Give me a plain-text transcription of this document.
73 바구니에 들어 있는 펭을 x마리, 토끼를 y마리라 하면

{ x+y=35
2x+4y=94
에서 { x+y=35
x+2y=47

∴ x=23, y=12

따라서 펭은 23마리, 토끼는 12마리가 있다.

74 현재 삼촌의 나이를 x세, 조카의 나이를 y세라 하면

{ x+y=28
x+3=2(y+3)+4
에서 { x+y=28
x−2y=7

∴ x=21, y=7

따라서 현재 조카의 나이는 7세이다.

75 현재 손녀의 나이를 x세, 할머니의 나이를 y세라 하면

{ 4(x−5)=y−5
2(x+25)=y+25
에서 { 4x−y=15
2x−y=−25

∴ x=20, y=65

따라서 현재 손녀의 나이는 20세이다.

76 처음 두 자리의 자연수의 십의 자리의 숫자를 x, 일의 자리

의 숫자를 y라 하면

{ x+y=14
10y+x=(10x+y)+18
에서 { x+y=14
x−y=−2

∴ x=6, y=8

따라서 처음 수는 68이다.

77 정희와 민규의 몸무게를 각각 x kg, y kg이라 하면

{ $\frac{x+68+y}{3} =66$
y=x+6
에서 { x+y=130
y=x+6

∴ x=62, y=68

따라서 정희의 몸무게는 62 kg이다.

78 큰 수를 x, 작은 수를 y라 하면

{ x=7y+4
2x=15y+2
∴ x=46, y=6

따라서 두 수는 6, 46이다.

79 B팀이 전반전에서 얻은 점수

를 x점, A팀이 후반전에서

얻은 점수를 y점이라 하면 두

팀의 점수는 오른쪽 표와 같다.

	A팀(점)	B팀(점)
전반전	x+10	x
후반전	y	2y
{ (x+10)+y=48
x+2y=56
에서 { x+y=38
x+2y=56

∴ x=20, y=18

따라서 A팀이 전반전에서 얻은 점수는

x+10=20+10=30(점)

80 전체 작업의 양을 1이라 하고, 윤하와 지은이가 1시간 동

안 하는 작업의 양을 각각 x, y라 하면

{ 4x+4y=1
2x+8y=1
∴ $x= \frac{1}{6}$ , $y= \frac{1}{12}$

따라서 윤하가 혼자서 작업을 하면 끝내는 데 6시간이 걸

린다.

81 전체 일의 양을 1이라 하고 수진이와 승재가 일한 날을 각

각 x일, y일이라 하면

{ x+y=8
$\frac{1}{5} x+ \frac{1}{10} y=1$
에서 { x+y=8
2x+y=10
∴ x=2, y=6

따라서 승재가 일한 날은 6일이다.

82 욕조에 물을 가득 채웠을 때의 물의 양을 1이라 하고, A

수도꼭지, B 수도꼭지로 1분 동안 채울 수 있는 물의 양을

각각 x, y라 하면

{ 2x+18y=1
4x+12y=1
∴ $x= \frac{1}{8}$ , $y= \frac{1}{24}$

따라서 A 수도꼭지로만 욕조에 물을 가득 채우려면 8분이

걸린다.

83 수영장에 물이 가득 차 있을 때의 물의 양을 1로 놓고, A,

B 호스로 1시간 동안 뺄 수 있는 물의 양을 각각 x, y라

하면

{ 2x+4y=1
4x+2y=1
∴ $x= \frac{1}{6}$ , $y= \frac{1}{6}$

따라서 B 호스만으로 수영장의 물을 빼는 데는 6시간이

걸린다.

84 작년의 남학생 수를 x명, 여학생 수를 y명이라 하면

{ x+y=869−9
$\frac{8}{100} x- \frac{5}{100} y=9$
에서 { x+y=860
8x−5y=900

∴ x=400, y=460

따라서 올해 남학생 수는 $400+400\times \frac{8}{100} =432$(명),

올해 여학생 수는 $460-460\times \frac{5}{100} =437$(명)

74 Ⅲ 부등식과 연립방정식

────────────────

» EXERCISE DIRECTIONS
Go through the listing and print each line exactly as it appears.

» FINAL RESULT
Give me a plain-text transcription of this document.
73 바구니에 들어 있는 펭을 x마리, 토끼를 y마리라 하면

{ x+y=35
2x+4y=94
에서 { x+y=35
x+2y=47

∴ x=23, y=12

따라서 펭은 23마리, 토끼는 12마리가 있다.

74 현재 삼촌의 나이를 x세, 조카의 나이를 y세라 하면

{ x+y=28
x+3=2(y+3)+4
에서 { x+y=28
x−2y=7

∴ x=21, y=7

따라서 현재 조카의 나이는 7세이다.

75 현재 손녀의 나이를 x세, 할머니의 나이를 y세라 하면

{ 4(x−5)=y−5
2(x+25)=y+25
에서 { 4x−y=15
2x−y=−25

∴ x=20, y=65

따라서 현재 손녀의 나이는 20세이다.

76 처음 두 자리의 자연수의 십의 자리의 숫자를 x, 일의 자리

의 숫자를 y라 하면

{ x+y=14
10y+x=(10x+y)+18
에서 { x+y=14
x−y=−2

∴ x=6, y=8

따라서 처음 수는 68이다.

77 정희와 민규의 몸무게를 각각 x kg, y kg이라 하면

{ $\frac{x+68+y}{3} =66$
y=x+6
에서 { x+y=130
y=x+6

∴ x=62, y=68

따라서 정희의 몸무게는 62 kg이다.

78 큰 수를 x, 작은 수를 y라 하면

{ x=7y+4
2x=15y+2
∴ x=46, y=6

따라서 두 수는 6, 46이다.

79 B팀이 전반전에서 얻은 점수

를 x점, A팀이 후반전에서

얻은 점수를 y점이라 하면 두

팀의 점수는 오른쪽 표와 같다.

	A팀(점)	B팀(점)
전반전	x+10	x
후반전	y	2y
{ (x+10)+y=48
x+2y=56
에서 { x+y=38
x+2y=56

∴ x=20, y=18

따라서 A팀이 전반전에서 얻은 점수는

x+10=20+10=30(점)

80 전체 작업의 양을 1이라 하고, 윤하와 지은이가 1시간 동

안 하는 작업의 양을 각각 x, y라 하면

{ 4x+4y=1
2x+8y=1
∴ $x= \frac{1}{6}$ , $y= \frac{1}{12}$

따라서 윤하가 혼자서 작업을 하면 끝내는 데 6시간이 걸

린다.

81 전체 일의 양을 1이라 하고 수진이와 승재가 일한 날을 각

각 x일, y일이라 하면

{ x+y=8
$\frac{1}{5} x+ \frac{1}{10} y=1$
에서 { x+y=8
2x+y=10
∴ x=2, y=6

따라서 승재가 일한 날은 6일이다.

82 욕조에 물을 가득 채웠을 때의 물의 양을 1이라 하고, A

수도꼭지, B 수도꼭지로 1분 동안 채울 수 있는 물의 양을

각각 x, y라 하면

{ 2x+18y=1
4x+12y=1
∴ $x= \frac{1}{8}$ , $y= \frac{1}{24}$

따라서 A 수도꼭지로만 욕조에 물을 가득 채우려면 8분이

걸린다.

83 수영장에 물이 가득 차 있을 때의 물의 양을 1로 놓고, A,

B 호스로 1시간 동안 뺄 수 있는 물의 양을 각각 x, y라

하면

{ 2x+4y=1
4x+2y=1
∴ $x= \frac{1}{6}$ , $y= \frac{1}{6}$

따라서 B 호스만으로 수영장의 물을 빼는 데는 6시간이

걸린다.

84 작년의 남학생 수를 x명, 여학생 수를 y명이라 하면

{ x+y=869−9
$\frac{8}{100} x- \frac{5}{100} y=9$
에서 { x+y=860
8x−5y=900

∴ x=400, y=460

따라서 올해 남학생 수는 $400+400\times \frac{8}{100} =432$(명),

올해 여학생 수는 $460-460\times \frac{5}{100} =437$(명)

74 Ⅲ 부등식과 연립방정식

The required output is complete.